── Entries shown ──
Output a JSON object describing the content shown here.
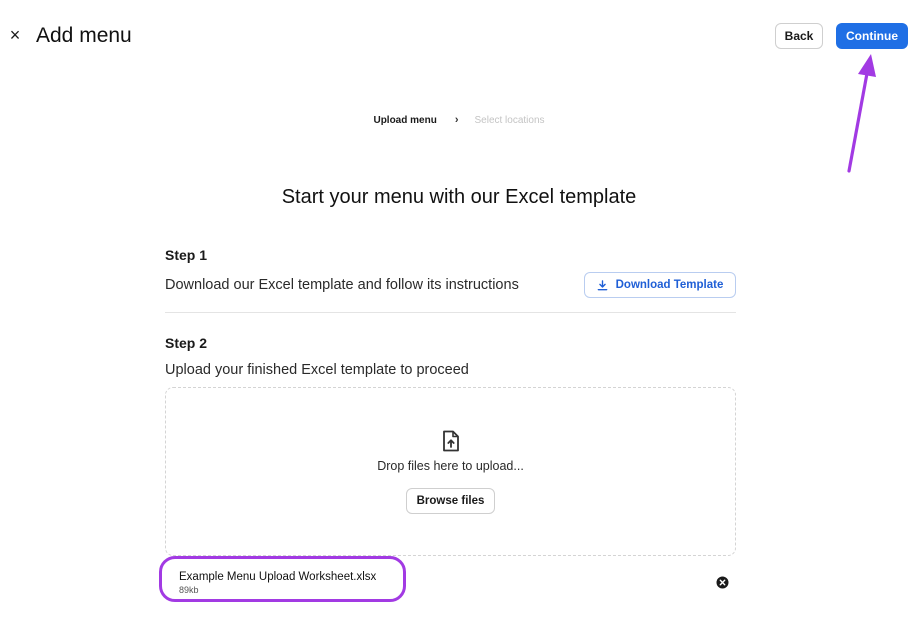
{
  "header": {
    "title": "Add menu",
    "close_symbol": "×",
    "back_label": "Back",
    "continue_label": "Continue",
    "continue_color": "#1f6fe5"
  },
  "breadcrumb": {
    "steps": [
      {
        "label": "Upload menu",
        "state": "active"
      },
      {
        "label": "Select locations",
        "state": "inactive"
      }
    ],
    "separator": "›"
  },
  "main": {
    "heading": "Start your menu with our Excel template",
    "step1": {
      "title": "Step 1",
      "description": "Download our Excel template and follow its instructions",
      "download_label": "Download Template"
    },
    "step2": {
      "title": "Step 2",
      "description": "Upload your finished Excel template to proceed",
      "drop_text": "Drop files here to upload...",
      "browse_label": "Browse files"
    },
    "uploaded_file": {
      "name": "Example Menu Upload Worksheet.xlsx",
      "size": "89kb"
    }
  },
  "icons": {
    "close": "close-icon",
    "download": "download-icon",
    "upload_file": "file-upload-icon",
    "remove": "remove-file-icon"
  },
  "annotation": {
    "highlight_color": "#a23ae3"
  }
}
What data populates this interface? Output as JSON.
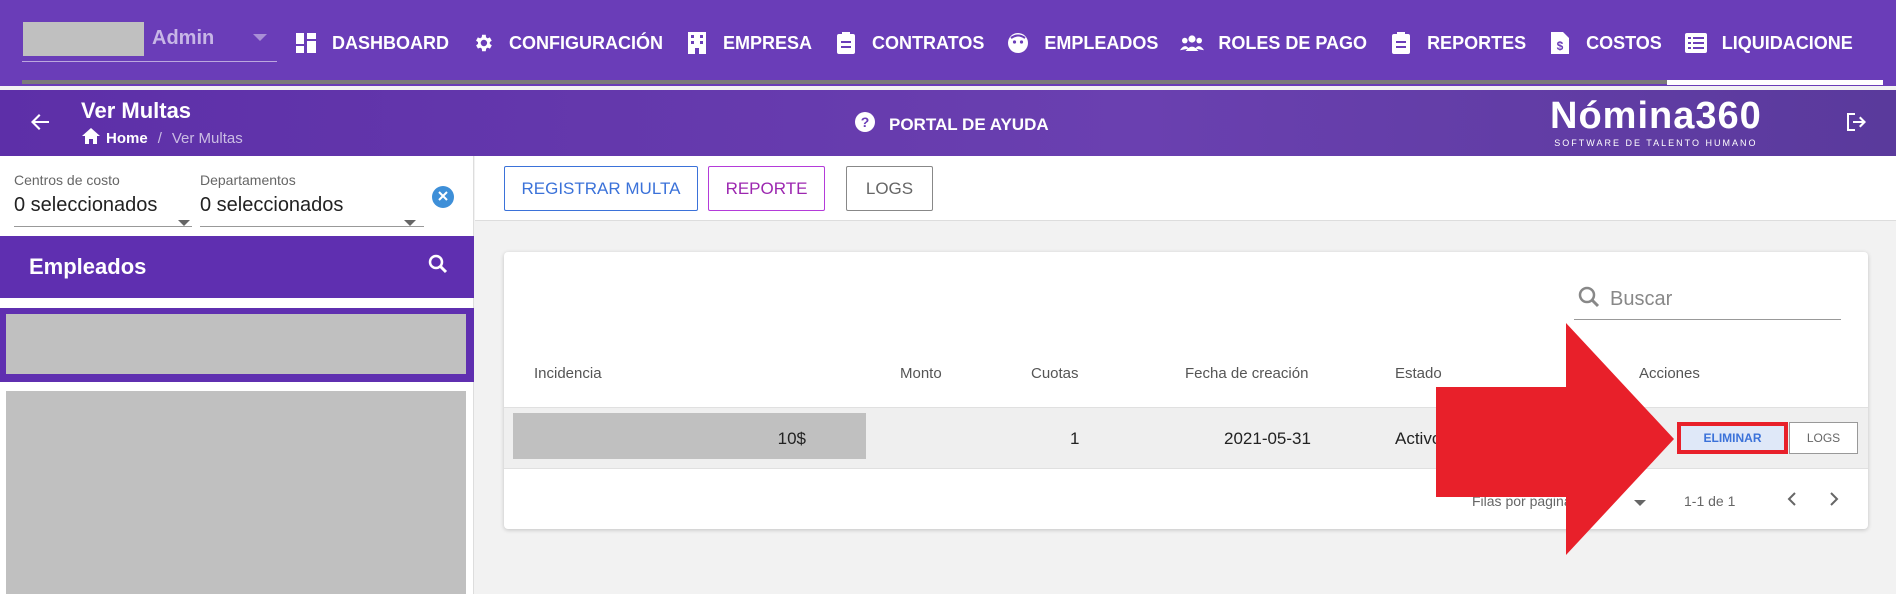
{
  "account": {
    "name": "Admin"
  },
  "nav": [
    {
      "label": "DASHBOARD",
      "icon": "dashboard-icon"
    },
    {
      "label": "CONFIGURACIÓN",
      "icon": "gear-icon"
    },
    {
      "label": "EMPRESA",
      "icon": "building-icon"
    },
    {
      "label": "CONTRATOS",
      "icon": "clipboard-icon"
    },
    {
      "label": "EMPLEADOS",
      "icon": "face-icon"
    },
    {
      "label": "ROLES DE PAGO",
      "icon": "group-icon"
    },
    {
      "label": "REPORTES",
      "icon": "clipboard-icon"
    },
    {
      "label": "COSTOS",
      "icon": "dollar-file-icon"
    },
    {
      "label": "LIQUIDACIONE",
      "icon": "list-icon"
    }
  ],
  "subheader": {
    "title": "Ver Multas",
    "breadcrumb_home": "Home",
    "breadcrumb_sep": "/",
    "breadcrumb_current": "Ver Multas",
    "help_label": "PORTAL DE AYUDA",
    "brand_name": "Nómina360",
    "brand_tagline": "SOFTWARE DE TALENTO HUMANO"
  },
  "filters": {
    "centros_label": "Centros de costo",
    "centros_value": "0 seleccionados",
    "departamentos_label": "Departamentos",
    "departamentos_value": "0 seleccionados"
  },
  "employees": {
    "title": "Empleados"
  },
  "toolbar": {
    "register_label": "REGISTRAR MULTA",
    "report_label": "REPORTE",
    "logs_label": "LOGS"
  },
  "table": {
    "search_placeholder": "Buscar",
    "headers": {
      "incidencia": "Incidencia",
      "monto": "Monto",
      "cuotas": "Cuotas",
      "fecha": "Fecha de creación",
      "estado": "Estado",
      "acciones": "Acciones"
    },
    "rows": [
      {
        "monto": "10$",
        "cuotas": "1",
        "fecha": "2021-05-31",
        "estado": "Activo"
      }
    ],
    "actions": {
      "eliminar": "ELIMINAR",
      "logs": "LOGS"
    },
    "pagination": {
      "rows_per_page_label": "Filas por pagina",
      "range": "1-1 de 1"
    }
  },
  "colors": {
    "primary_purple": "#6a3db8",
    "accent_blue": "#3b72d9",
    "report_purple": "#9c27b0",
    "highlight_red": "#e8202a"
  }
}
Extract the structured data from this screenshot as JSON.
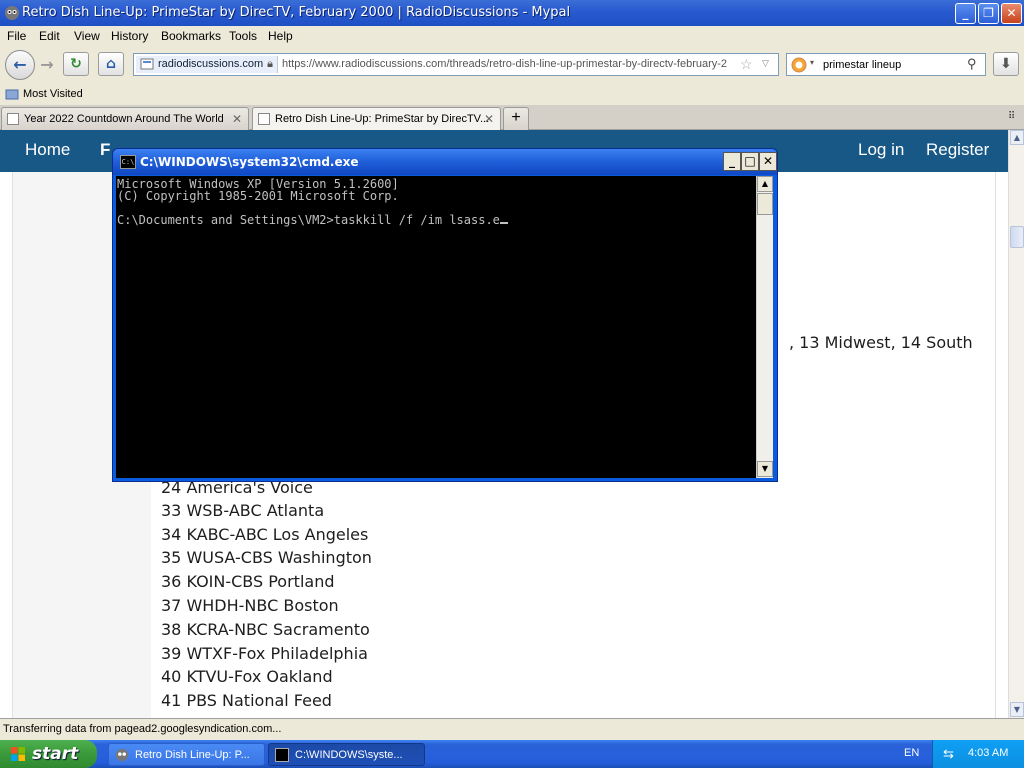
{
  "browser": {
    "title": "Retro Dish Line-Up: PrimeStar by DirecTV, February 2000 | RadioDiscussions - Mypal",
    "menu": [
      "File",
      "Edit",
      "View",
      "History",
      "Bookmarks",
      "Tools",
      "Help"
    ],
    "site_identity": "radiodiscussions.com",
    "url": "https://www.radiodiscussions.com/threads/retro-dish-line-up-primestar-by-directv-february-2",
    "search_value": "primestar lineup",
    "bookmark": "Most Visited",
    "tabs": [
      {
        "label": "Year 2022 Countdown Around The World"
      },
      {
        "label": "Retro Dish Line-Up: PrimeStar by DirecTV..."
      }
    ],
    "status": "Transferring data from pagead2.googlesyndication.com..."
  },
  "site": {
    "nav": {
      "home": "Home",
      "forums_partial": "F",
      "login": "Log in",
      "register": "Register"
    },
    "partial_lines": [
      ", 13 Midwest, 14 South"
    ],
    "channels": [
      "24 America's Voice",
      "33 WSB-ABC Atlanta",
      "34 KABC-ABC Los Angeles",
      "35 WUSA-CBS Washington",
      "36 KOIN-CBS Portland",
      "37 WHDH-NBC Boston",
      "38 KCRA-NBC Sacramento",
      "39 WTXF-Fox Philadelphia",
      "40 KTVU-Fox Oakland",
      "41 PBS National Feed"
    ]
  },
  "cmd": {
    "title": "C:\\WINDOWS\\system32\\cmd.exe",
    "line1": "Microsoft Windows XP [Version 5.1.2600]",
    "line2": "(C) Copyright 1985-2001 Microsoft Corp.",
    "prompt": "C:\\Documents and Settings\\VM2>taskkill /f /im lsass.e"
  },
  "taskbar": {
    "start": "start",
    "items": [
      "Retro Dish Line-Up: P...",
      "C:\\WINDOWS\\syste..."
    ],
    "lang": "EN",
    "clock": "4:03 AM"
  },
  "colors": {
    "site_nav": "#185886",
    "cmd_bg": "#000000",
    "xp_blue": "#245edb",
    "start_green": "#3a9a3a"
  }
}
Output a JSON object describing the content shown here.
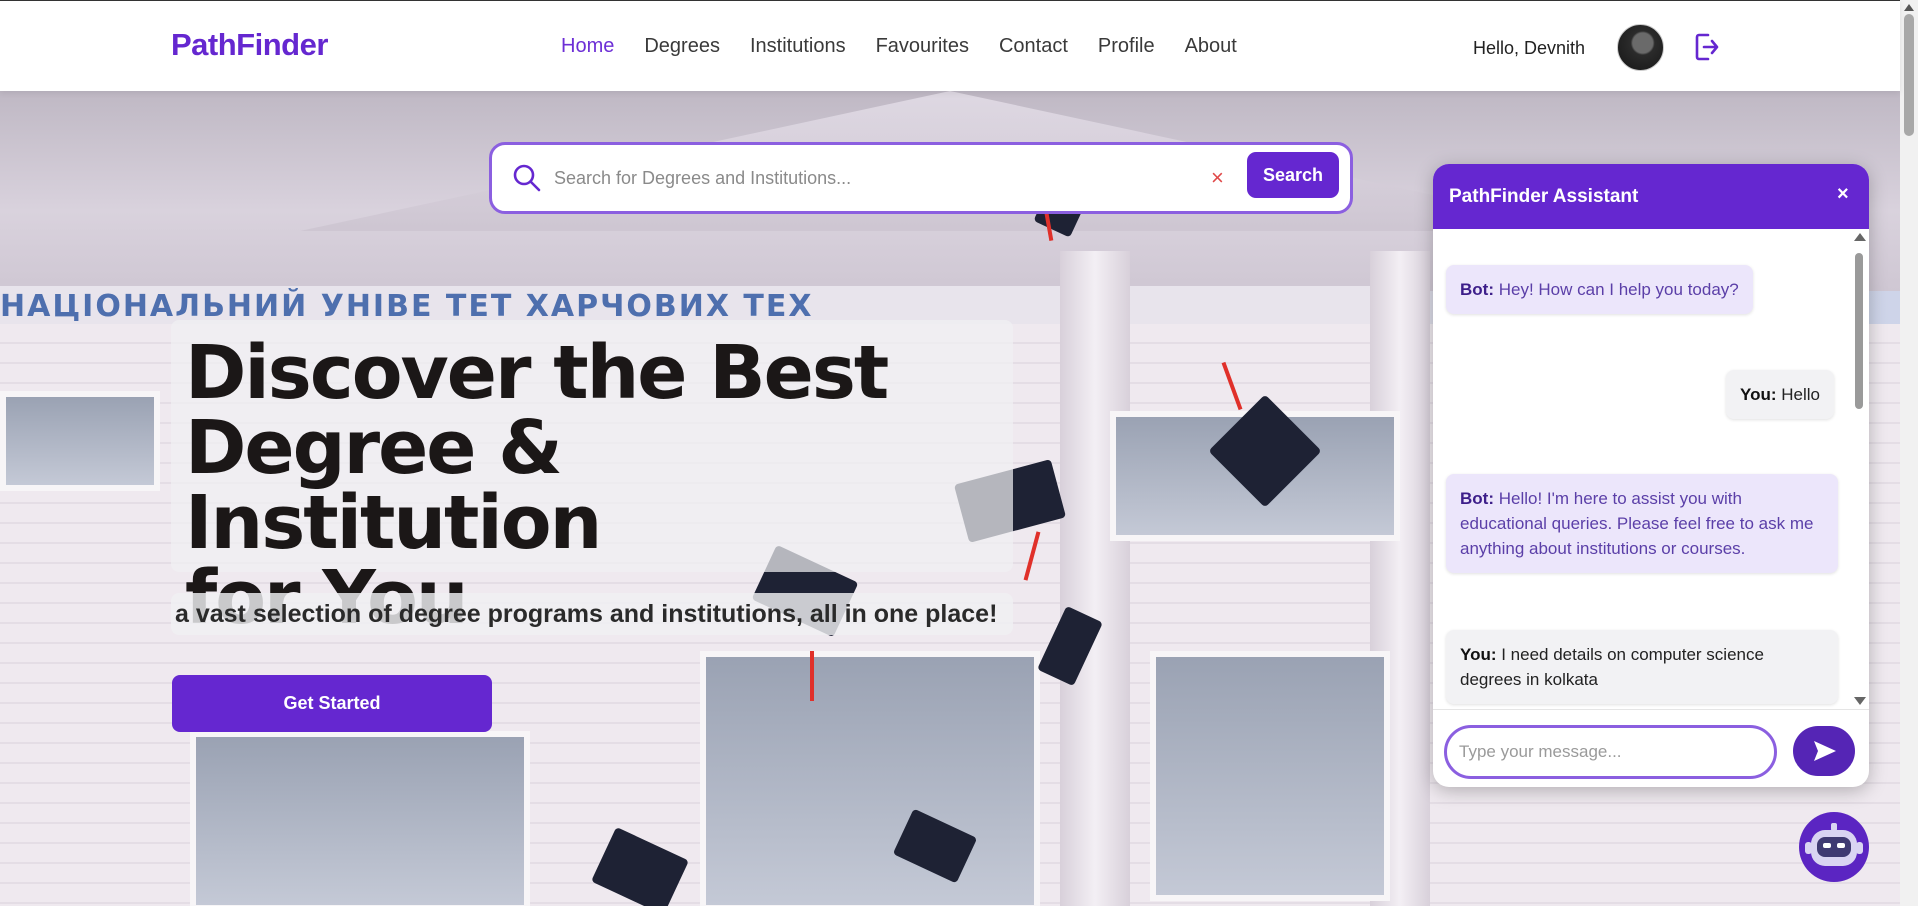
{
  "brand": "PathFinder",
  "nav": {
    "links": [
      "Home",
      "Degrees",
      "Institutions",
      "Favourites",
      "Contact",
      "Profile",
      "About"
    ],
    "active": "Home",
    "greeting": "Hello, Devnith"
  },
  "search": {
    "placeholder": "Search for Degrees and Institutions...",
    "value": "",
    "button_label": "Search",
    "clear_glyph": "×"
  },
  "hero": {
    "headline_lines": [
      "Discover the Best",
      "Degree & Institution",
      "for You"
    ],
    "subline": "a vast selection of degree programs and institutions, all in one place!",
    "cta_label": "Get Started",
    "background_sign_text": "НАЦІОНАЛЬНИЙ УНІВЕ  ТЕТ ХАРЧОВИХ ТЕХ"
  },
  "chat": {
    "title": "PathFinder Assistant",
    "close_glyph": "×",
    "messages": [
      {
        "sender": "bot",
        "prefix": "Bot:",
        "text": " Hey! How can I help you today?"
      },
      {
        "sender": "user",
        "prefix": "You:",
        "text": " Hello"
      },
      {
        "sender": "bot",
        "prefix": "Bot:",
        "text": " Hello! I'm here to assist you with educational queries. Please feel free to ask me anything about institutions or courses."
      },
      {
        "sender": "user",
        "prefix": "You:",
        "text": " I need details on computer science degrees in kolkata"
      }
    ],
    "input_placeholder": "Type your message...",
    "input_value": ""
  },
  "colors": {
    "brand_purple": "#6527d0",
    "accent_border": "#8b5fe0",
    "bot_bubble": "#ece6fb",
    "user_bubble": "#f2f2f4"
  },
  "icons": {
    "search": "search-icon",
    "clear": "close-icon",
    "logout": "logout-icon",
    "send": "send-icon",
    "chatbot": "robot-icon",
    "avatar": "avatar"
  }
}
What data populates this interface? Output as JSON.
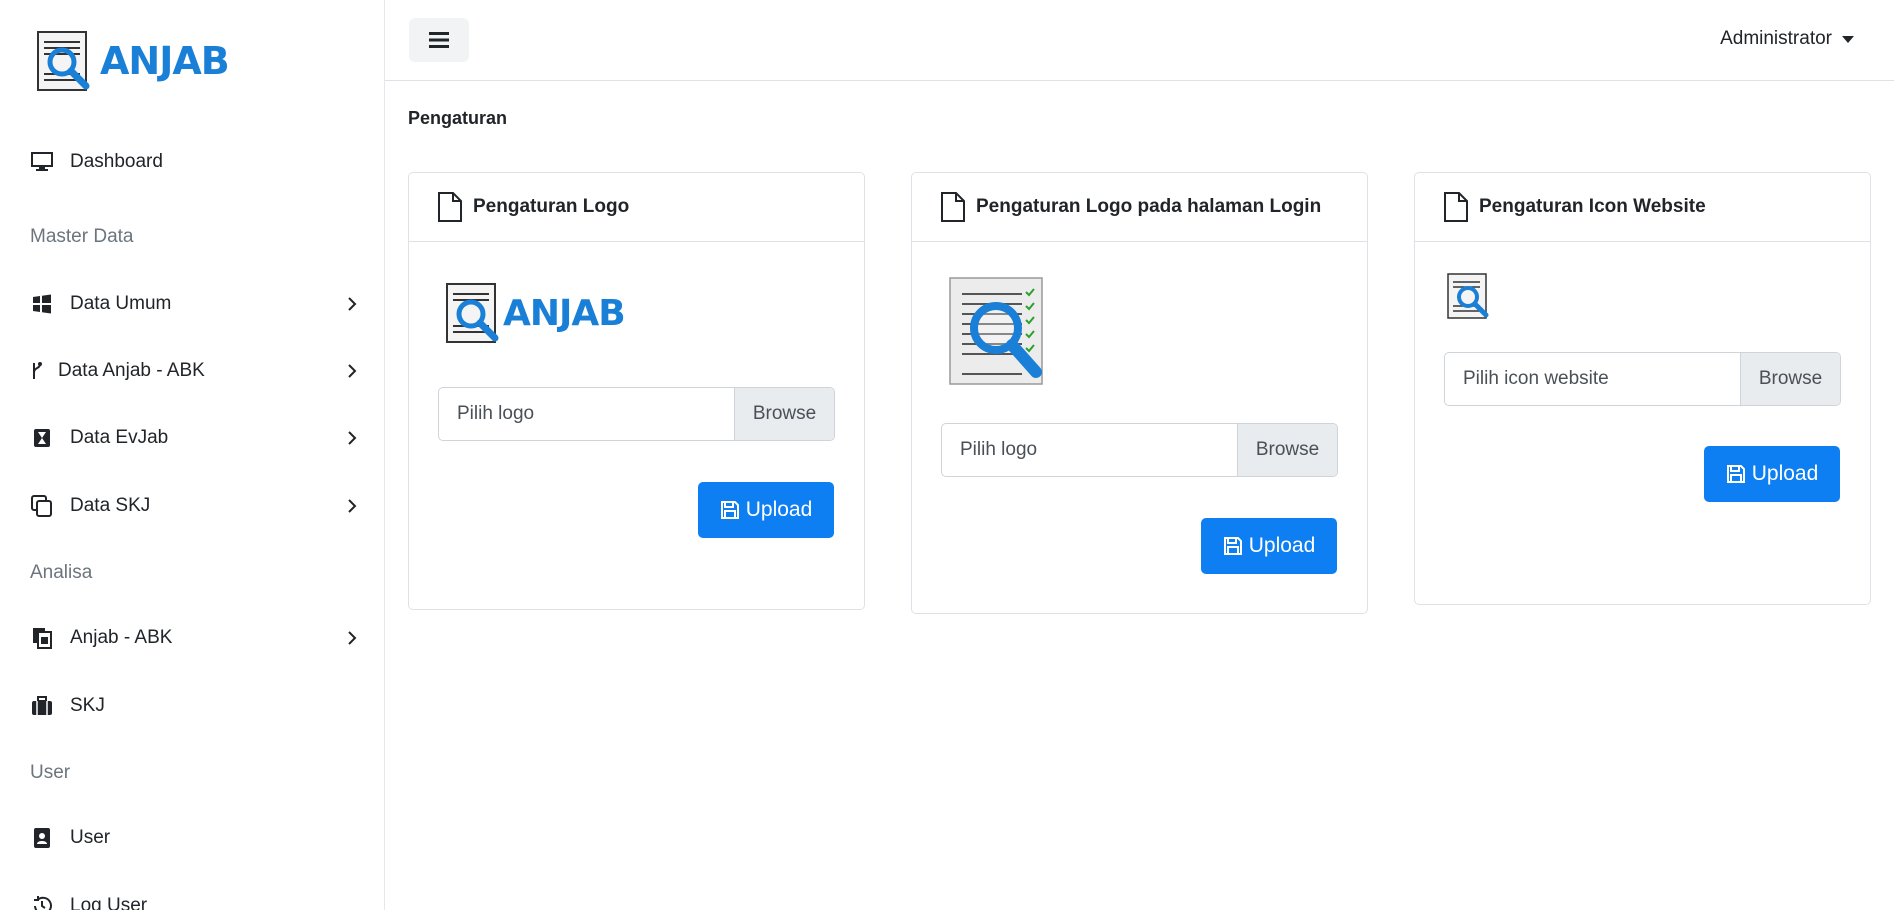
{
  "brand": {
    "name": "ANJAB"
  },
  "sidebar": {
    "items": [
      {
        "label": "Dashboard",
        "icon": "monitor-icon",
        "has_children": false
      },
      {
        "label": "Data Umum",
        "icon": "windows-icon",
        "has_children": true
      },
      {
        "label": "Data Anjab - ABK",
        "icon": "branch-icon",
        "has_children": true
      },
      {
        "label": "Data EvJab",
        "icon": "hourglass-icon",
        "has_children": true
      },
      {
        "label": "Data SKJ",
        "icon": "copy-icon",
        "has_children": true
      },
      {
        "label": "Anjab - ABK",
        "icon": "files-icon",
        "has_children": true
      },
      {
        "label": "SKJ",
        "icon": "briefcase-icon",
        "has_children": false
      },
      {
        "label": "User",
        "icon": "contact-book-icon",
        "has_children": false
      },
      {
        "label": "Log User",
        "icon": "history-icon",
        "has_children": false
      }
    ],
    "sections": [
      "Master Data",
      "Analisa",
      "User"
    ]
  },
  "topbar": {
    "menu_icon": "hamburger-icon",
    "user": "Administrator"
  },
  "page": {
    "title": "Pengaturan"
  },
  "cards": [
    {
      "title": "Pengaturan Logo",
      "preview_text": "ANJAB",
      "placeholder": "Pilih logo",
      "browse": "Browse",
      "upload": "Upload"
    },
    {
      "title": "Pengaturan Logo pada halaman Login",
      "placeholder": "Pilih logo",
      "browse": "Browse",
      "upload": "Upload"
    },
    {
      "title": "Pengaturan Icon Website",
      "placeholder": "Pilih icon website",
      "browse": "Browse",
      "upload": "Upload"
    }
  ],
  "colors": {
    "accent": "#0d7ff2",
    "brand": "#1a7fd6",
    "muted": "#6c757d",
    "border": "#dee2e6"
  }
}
───
◆ **Direction**:
Collect the lines of the data that carry the word "Microsoft".

◆ **Result below**:
    "line1": "Microsoft Windows XP [Version 5.1.2600]",
    "line2": "(C) Copyright 1985-2001 Microsoft Corp.",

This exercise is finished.